CONSIGNE =>
Mettez toutes les lignes ci-dessous dans une liste JSON de chaînes, à raison d'une chaîne par ligne, sans les lignes vides.
─── LIGNES AFFICHÉES
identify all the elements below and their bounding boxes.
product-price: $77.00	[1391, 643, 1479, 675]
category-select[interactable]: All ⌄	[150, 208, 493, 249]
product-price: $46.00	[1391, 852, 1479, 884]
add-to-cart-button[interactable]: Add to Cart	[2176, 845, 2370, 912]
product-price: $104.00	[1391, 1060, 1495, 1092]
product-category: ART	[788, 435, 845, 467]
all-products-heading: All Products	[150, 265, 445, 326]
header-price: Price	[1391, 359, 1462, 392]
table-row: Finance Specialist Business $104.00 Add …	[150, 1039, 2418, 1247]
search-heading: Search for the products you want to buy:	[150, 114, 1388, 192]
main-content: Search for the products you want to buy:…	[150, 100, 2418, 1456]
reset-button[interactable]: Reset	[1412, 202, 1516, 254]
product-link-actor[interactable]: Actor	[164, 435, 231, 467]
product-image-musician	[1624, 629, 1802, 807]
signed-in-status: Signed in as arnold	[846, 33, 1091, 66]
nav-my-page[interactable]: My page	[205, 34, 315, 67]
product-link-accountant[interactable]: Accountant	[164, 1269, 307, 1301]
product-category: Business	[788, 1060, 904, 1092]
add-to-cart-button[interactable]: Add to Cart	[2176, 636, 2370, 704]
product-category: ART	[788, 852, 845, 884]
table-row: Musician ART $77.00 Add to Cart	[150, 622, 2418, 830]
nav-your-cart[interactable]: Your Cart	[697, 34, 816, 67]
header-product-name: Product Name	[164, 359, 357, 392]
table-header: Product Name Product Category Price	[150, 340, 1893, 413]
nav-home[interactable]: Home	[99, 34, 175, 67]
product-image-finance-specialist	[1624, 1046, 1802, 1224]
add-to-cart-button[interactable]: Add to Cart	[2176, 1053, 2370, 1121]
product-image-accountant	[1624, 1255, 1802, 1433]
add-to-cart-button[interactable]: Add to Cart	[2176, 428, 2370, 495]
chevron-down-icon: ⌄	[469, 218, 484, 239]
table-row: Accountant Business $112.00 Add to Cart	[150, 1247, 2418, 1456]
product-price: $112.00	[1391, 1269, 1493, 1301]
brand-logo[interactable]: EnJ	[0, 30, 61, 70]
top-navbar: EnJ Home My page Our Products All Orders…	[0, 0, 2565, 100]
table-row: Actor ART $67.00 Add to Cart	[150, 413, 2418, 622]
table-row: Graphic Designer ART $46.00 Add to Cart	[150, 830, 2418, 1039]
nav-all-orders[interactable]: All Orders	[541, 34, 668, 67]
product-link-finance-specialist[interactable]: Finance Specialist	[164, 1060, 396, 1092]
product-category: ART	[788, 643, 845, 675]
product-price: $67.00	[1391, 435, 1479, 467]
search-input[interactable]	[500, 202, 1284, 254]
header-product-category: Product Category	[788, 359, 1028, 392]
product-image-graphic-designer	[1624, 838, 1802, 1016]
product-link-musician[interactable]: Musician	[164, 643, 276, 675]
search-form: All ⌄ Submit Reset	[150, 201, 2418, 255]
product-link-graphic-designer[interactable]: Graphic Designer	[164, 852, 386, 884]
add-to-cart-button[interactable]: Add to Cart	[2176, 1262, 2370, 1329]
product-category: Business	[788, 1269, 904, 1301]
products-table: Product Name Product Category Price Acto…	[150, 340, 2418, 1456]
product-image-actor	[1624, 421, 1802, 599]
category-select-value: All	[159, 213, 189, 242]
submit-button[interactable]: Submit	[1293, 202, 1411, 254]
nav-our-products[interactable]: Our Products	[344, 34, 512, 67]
──────
RÉPONSE RÉDIGÉE =>
[
  "identify all the elements below and their bounding boxes.",
  "product-price: $77.00\t[1391, 643, 1479, 675]",
  "category-select[interactable]: All ⌄\t[150, 208, 493, 249]",
  "product-price: $46.00\t[1391, 852, 1479, 884]",
  "add-to-cart-button[interactable]: Add to Cart\t[2176, 845, 2370, 912]",
  "product-price: $104.00\t[1391, 1060, 1495, 1092]",
  "product-category: ART\t[788, 435, 845, 467]",
  "all-products-heading: All Products\t[150, 265, 445, 326]",
  "header-price: Price\t[1391, 359, 1462, 392]",
  "table-row: Finance Specialist Business $104.00 Add …\t[150, 1039, 2418, 1247]",
  "search-heading: Search for the products you want to buy:\t[150, 114, 1388, 192]",
  "main-content: Search for the products you want to buy:…\t[150, 100, 2418, 1456]",
  "reset-button[interactable]: Reset\t[1412, 202, 1516, 254]",
  "product-link-actor[interactable]: Actor\t[164, 435, 231, 467]",
  "product-image-musician\t[1624, 629, 1802, 807]",
  "signed-in-status: Signed in as arnold\t[846, 33, 1091, 66]",
  "nav-my-page[interactable]: My page\t[205, 34, 315, 67]",
  "product-link-accountant[interactable]: Accountant\t[164, 1269, 307, 1301]",
  "product-category: Business\t[788, 1060, 904, 1092]",
  "add-to-cart-button[interactable]: Add to Cart\t[2176, 636, 2370, 704]",
  "product-category: ART\t[788, 852, 845, 884]",
  "table-row: Musician ART $77.00 Add to Cart\t[150, 622, 2418, 830]",
  "nav-your-cart[interactable]: Your Cart\t[697, 34, 816, 67]",
  "header-product-name: Product Name\t[164, 359, 357, 392]",
  "table-header: Product Name Product Category Price\t[150, 340, 1893, 413]",
  "nav-home[interactable]: Home\t[99, 34, 175, 67]",
  "product-image-finance-specialist\t[1624, 1046, 1802, 1224]",
  "add-to-cart-button[interactable]: Add to Cart\t[2176, 1053, 2370, 1121]",
  "product-image-accountant\t[1624, 1255, 1802, 1433]",
  "add-to-cart-button[interactable]: Add to Cart\t[2176, 428, 2370, 495]",
  "chevron-down-icon: ⌄\t[469, 218, 484, 239]",
  "table-row: Accountant Business $112.00 Add to Cart\t[150, 1247, 2418, 1456]",
  "product-price: $112.00\t[1391, 1269, 1493, 1301]",
  "brand-logo[interactable]: EnJ\t[0, 30, 61, 70]",
  "top-navbar: EnJ Home My page Our Products All Orders…\t[0, 0, 2565, 100]",
  "table-row: Actor ART $67.00 Add to Cart\t[150, 413, 2418, 622]",
  "table-row: Graphic Designer ART $46.00 Add to Cart\t[150, 830, 2418, 1039]",
  "nav-all-orders[interactable]: All Orders\t[541, 34, 668, 67]",
  "product-link-finance-specialist[interactable]: Finance Specialist\t[164, 1060, 396, 1092]",
  "product-category: ART\t[788, 643, 845, 675]",
  "product-price: $67.00\t[1391, 435, 1479, 467]",
  "search-input[interactable]\t[500, 202, 1284, 254]",
  "header-product-category: Product Category\t[788, 359, 1028, 392]",
  "product-image-graphic-designer\t[1624, 838, 1802, 1016]",
  "product-link-musician[interactable]: Musician\t[164, 643, 276, 675]",
  "search-form: All ⌄ Submit Reset\t[150, 201, 2418, 255]",
  "product-link-graphic-designer[interactable]: Graphic Designer\t[164, 852, 386, 884]",
  "add-to-cart-button[interactable]: Add to Cart\t[2176, 1262, 2370, 1329]",
  "product-category: Business\t[788, 1269, 904, 1301]",
  "products-table: Product Name Product Category Price Acto…\t[150, 340, 2418, 1456]",
  "product-image-actor\t[1624, 421, 1802, 599]",
  "category-select-value: All\t[159, 213, 189, 242]",
  "submit-button[interactable]: Submit\t[1293, 202, 1411, 254]",
  "nav-our-products[interactable]: Our Products\t[344, 34, 512, 67]"
]